** START OF Supplied records **
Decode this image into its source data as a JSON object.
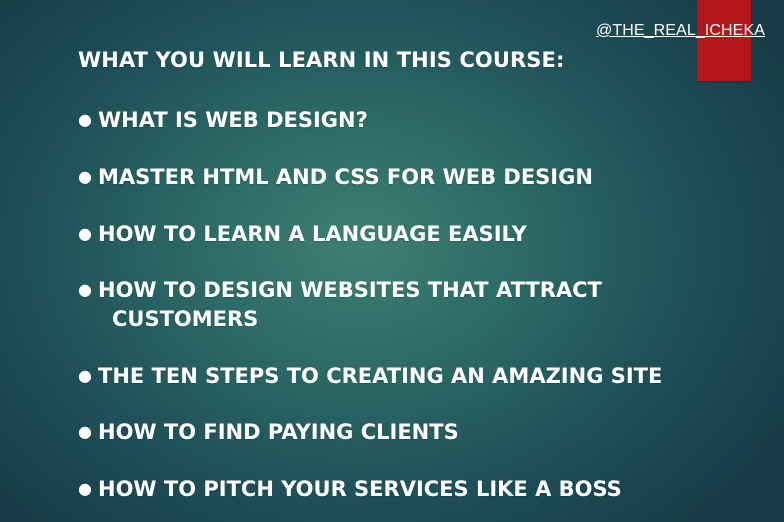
{
  "handle": "@THE_REAL_ICHEKA",
  "title": "WHAT YOU WILL LEARN IN THIS COURSE:",
  "bullet_symbol": "●",
  "items": [
    {
      "text": "WHAT IS WEB DESIGN?"
    },
    {
      "text": "MASTER HTML AND CSS FOR WEB DESIGN"
    },
    {
      "text": "HOW TO LEARN A LANGUAGE EASILY"
    },
    {
      "text": "HOW TO DESIGN WEBSITES THAT ATTRACT",
      "continuation": "CUSTOMERS"
    },
    {
      "text": "THE TEN STEPS TO CREATING AN AMAZING SITE"
    },
    {
      "text": "HOW TO FIND PAYING CLIENTS"
    },
    {
      "text": "HOW TO PITCH YOUR SERVICES LIKE A BOSS"
    }
  ],
  "colors": {
    "background_center": "#3f7f72",
    "background_edge": "#173c47",
    "accent_red": "#b4171b",
    "text": "#ffffff"
  }
}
** END OF Supplied records **
# Aim of the task
Only a number is needed: how many lines of the material above contain "WHAT"?

# Problem solution
2